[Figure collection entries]
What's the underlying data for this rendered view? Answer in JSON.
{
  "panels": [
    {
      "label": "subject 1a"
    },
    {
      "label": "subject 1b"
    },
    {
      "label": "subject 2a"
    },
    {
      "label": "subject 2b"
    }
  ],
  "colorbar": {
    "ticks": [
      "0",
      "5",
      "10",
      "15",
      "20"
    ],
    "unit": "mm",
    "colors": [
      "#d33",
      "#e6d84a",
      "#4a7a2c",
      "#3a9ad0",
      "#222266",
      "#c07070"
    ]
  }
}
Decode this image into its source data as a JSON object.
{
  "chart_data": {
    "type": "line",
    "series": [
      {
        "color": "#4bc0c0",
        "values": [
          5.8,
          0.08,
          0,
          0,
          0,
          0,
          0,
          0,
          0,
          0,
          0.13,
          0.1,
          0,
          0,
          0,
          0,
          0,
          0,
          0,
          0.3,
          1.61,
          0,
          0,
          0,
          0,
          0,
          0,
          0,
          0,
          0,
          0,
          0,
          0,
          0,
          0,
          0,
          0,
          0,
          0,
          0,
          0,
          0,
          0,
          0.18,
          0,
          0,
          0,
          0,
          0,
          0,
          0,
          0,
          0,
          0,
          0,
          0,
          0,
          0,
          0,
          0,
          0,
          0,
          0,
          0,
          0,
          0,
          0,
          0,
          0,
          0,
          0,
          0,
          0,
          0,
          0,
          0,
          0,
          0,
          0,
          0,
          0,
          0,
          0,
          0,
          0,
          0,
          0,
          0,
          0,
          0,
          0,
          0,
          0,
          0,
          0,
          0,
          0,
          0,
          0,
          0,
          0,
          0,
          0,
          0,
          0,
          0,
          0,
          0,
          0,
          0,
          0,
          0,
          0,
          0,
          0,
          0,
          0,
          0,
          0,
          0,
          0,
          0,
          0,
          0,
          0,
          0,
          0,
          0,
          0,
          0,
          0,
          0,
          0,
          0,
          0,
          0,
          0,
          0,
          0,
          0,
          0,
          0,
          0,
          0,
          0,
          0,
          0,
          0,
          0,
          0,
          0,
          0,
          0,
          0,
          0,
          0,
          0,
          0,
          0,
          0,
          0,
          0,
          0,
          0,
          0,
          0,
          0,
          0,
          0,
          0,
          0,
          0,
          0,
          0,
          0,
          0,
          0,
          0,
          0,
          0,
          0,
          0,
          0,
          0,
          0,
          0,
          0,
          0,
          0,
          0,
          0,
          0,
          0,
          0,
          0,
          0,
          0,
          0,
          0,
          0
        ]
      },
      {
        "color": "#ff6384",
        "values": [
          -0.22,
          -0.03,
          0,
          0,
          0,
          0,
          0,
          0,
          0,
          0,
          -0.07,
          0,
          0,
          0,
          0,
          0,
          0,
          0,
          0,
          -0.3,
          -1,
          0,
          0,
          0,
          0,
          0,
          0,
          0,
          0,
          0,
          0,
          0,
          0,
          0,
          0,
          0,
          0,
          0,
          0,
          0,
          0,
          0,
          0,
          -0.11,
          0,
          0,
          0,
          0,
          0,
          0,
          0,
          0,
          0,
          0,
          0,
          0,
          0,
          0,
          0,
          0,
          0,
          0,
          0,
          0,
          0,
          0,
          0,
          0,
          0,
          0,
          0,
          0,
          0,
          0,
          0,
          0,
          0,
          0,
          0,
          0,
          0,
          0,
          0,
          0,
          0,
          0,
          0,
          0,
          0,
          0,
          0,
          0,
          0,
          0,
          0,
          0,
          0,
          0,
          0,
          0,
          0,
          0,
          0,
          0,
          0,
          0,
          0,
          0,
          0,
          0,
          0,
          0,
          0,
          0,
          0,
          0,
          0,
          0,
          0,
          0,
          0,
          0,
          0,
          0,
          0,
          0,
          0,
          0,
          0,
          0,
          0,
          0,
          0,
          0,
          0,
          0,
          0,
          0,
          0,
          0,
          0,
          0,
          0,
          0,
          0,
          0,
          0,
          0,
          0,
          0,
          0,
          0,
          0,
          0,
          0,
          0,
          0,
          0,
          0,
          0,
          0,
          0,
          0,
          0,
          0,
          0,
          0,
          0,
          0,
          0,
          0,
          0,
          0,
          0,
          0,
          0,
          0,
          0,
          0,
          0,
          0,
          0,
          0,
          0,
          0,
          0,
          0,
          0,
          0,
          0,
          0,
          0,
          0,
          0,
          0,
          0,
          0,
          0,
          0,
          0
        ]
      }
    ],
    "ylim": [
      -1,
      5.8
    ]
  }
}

▸ What is needed
Return every line above in which the string "subject" occurs.

▸ Answer in full
      "label": "subject 1a"
      "label": "subject 1b"
      "label": "subject 2a"
      "label": "subject 2b"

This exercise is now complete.